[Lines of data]
■ ■ ■ ■ ■

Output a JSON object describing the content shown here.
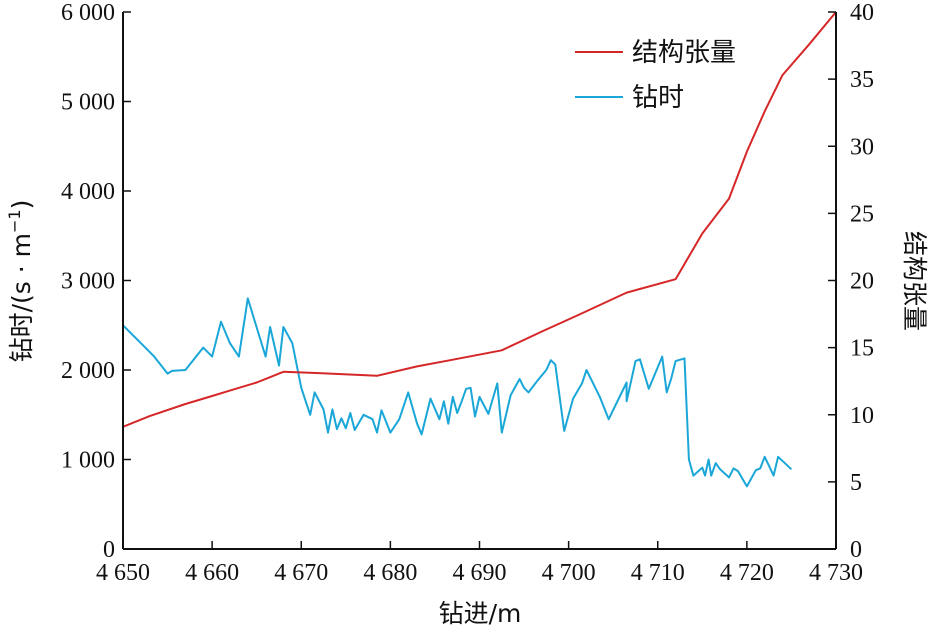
{
  "chart_data": {
    "type": "line",
    "xlabel": "钻进/m",
    "ylabel_left": "钻时/(s · m⁻¹)",
    "ylabel_left_base": "钻时/(s · m",
    "ylabel_left_sup": "−1",
    "ylabel_left_close": ")",
    "ylabel_right": "结构张量",
    "xlim": [
      4650,
      4730
    ],
    "ylim_left": [
      0,
      6000
    ],
    "ylim_right": [
      0,
      40
    ],
    "xticks": [
      4650,
      4660,
      4670,
      4680,
      4690,
      4700,
      4710,
      4720,
      4730
    ],
    "xtick_labels": [
      "4 650",
      "4 660",
      "4 670",
      "4 680",
      "4 690",
      "4 700",
      "4 710",
      "4 720",
      "4 730"
    ],
    "yticks_left": [
      0,
      1000,
      2000,
      3000,
      4000,
      5000,
      6000
    ],
    "ytick_labels_left": [
      "0",
      "1 000",
      "2 000",
      "3 000",
      "4 000",
      "5 000",
      "6 000"
    ],
    "yticks_right": [
      0,
      5,
      10,
      15,
      20,
      25,
      30,
      35,
      40
    ],
    "ytick_labels_right": [
      "0",
      "5",
      "10",
      "15",
      "20",
      "25",
      "30",
      "35",
      "40"
    ],
    "legend_position": "top-right",
    "grid": false,
    "series": [
      {
        "name": "结构张量",
        "axis": "right",
        "color": "#d62728",
        "x": [
          4650,
          4653,
          4657,
          4660,
          4662,
          4665,
          4668,
          4672,
          4678.5,
          4683,
          4687,
          4692.5,
          4697,
          4701,
          4706.5,
          4712,
          4715,
          4718,
          4720,
          4722,
          4724,
          4727,
          4730
        ],
        "y": [
          9.1,
          9.9,
          10.8,
          11.4,
          11.8,
          12.4,
          13.2,
          13.1,
          12.9,
          13.6,
          14.1,
          14.8,
          16.2,
          17.4,
          19.1,
          20.1,
          23.5,
          26.1,
          29.6,
          32.6,
          35.3,
          37.6,
          40.0
        ]
      },
      {
        "name": "钻时",
        "axis": "left",
        "color": "#1aa7d8",
        "x": [
          4650,
          4652.5,
          4653.5,
          4655,
          4655.5,
          4657,
          4659,
          4660,
          4661,
          4662,
          4663,
          4664,
          4666,
          4666.5,
          4667.5,
          4668,
          4669,
          4670,
          4670.5,
          4671,
          4671.5,
          4672.5,
          4673,
          4673.5,
          4674,
          4674.5,
          4675,
          4675.5,
          4676,
          4677,
          4678,
          4678.5,
          4679,
          4680,
          4681,
          4682,
          4683,
          4683.5,
          4684.5,
          4685.5,
          4686,
          4686.5,
          4687,
          4687.5,
          4688,
          4688.5,
          4689,
          4689.5,
          4690,
          4691,
          4692,
          4692.5,
          4693.5,
          4694.5,
          4695,
          4695.5,
          4696.5,
          4697.5,
          4698,
          4698.5,
          4699.5,
          4700.5,
          4701.5,
          4702,
          4703.5,
          4704.5,
          4706.5,
          4706.5,
          4707.5,
          4708,
          4709,
          4710.5,
          4711,
          4711.5,
          4712,
          4713,
          4713.5,
          4714,
          4715,
          4715.3,
          4715.7,
          4716,
          4716.5,
          4717,
          4718,
          4718.5,
          4719,
          4720,
          4721,
          4721.5,
          4722,
          4723,
          4723.5,
          4725
        ],
        "y": [
          2500,
          2250,
          2150,
          1960,
          1990,
          2000,
          2250,
          2150,
          2540,
          2300,
          2150,
          2800,
          2150,
          2480,
          2050,
          2480,
          2300,
          1800,
          1650,
          1500,
          1750,
          1560,
          1300,
          1560,
          1340,
          1460,
          1350,
          1520,
          1330,
          1500,
          1450,
          1300,
          1550,
          1300,
          1450,
          1750,
          1400,
          1280,
          1680,
          1450,
          1650,
          1400,
          1700,
          1520,
          1650,
          1790,
          1800,
          1480,
          1700,
          1510,
          1850,
          1300,
          1720,
          1900,
          1800,
          1750,
          1880,
          2000,
          2110,
          2060,
          1320,
          1680,
          1850,
          2000,
          1700,
          1450,
          1860,
          1650,
          2100,
          2120,
          1790,
          2150,
          1750,
          1900,
          2100,
          2130,
          1000,
          820,
          910,
          820,
          1000,
          820,
          960,
          890,
          800,
          900,
          870,
          700,
          880,
          900,
          1030,
          820,
          1030,
          890
        ]
      }
    ]
  }
}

■ ■ ■ ■ ■

◆ EXERCISE: Output the records above exactly; leave out the pictures.

◆ FINISHED EXERCISE:
Output a JSON object describing the content shown here.
{
  "chart_data": {
    "type": "line",
    "xlabel": "钻进/m",
    "ylabel_left": "钻时/(s · m⁻¹)",
    "ylabel_left_base": "钻时/(s · m",
    "ylabel_left_sup": "−1",
    "ylabel_left_close": ")",
    "ylabel_right": "结构张量",
    "xlim": [
      4650,
      4730
    ],
    "ylim_left": [
      0,
      6000
    ],
    "ylim_right": [
      0,
      40
    ],
    "xticks": [
      4650,
      4660,
      4670,
      4680,
      4690,
      4700,
      4710,
      4720,
      4730
    ],
    "xtick_labels": [
      "4 650",
      "4 660",
      "4 670",
      "4 680",
      "4 690",
      "4 700",
      "4 710",
      "4 720",
      "4 730"
    ],
    "yticks_left": [
      0,
      1000,
      2000,
      3000,
      4000,
      5000,
      6000
    ],
    "ytick_labels_left": [
      "0",
      "1 000",
      "2 000",
      "3 000",
      "4 000",
      "5 000",
      "6 000"
    ],
    "yticks_right": [
      0,
      5,
      10,
      15,
      20,
      25,
      30,
      35,
      40
    ],
    "ytick_labels_right": [
      "0",
      "5",
      "10",
      "15",
      "20",
      "25",
      "30",
      "35",
      "40"
    ],
    "legend_position": "top-right",
    "grid": false,
    "series": [
      {
        "name": "结构张量",
        "axis": "right",
        "color": "#d62728",
        "x": [
          4650,
          4653,
          4657,
          4660,
          4662,
          4665,
          4668,
          4672,
          4678.5,
          4683,
          4687,
          4692.5,
          4697,
          4701,
          4706.5,
          4712,
          4715,
          4718,
          4720,
          4722,
          4724,
          4727,
          4730
        ],
        "y": [
          9.1,
          9.9,
          10.8,
          11.4,
          11.8,
          12.4,
          13.2,
          13.1,
          12.9,
          13.6,
          14.1,
          14.8,
          16.2,
          17.4,
          19.1,
          20.1,
          23.5,
          26.1,
          29.6,
          32.6,
          35.3,
          37.6,
          40.0
        ]
      },
      {
        "name": "钻时",
        "axis": "left",
        "color": "#1aa7d8",
        "x": [
          4650,
          4652.5,
          4653.5,
          4655,
          4655.5,
          4657,
          4659,
          4660,
          4661,
          4662,
          4663,
          4664,
          4666,
          4666.5,
          4667.5,
          4668,
          4669,
          4670,
          4670.5,
          4671,
          4671.5,
          4672.5,
          4673,
          4673.5,
          4674,
          4674.5,
          4675,
          4675.5,
          4676,
          4677,
          4678,
          4678.5,
          4679,
          4680,
          4681,
          4682,
          4683,
          4683.5,
          4684.5,
          4685.5,
          4686,
          4686.5,
          4687,
          4687.5,
          4688,
          4688.5,
          4689,
          4689.5,
          4690,
          4691,
          4692,
          4692.5,
          4693.5,
          4694.5,
          4695,
          4695.5,
          4696.5,
          4697.5,
          4698,
          4698.5,
          4699.5,
          4700.5,
          4701.5,
          4702,
          4703.5,
          4704.5,
          4706.5,
          4706.5,
          4707.5,
          4708,
          4709,
          4710.5,
          4711,
          4711.5,
          4712,
          4713,
          4713.5,
          4714,
          4715,
          4715.3,
          4715.7,
          4716,
          4716.5,
          4717,
          4718,
          4718.5,
          4719,
          4720,
          4721,
          4721.5,
          4722,
          4723,
          4723.5,
          4725
        ],
        "y": [
          2500,
          2250,
          2150,
          1960,
          1990,
          2000,
          2250,
          2150,
          2540,
          2300,
          2150,
          2800,
          2150,
          2480,
          2050,
          2480,
          2300,
          1800,
          1650,
          1500,
          1750,
          1560,
          1300,
          1560,
          1340,
          1460,
          1350,
          1520,
          1330,
          1500,
          1450,
          1300,
          1550,
          1300,
          1450,
          1750,
          1400,
          1280,
          1680,
          1450,
          1650,
          1400,
          1700,
          1520,
          1650,
          1790,
          1800,
          1480,
          1700,
          1510,
          1850,
          1300,
          1720,
          1900,
          1800,
          1750,
          1880,
          2000,
          2110,
          2060,
          1320,
          1680,
          1850,
          2000,
          1700,
          1450,
          1860,
          1650,
          2100,
          2120,
          1790,
          2150,
          1750,
          1900,
          2100,
          2130,
          1000,
          820,
          910,
          820,
          1000,
          820,
          960,
          890,
          800,
          900,
          870,
          700,
          880,
          900,
          1030,
          820,
          1030,
          890
        ]
      }
    ]
  }
}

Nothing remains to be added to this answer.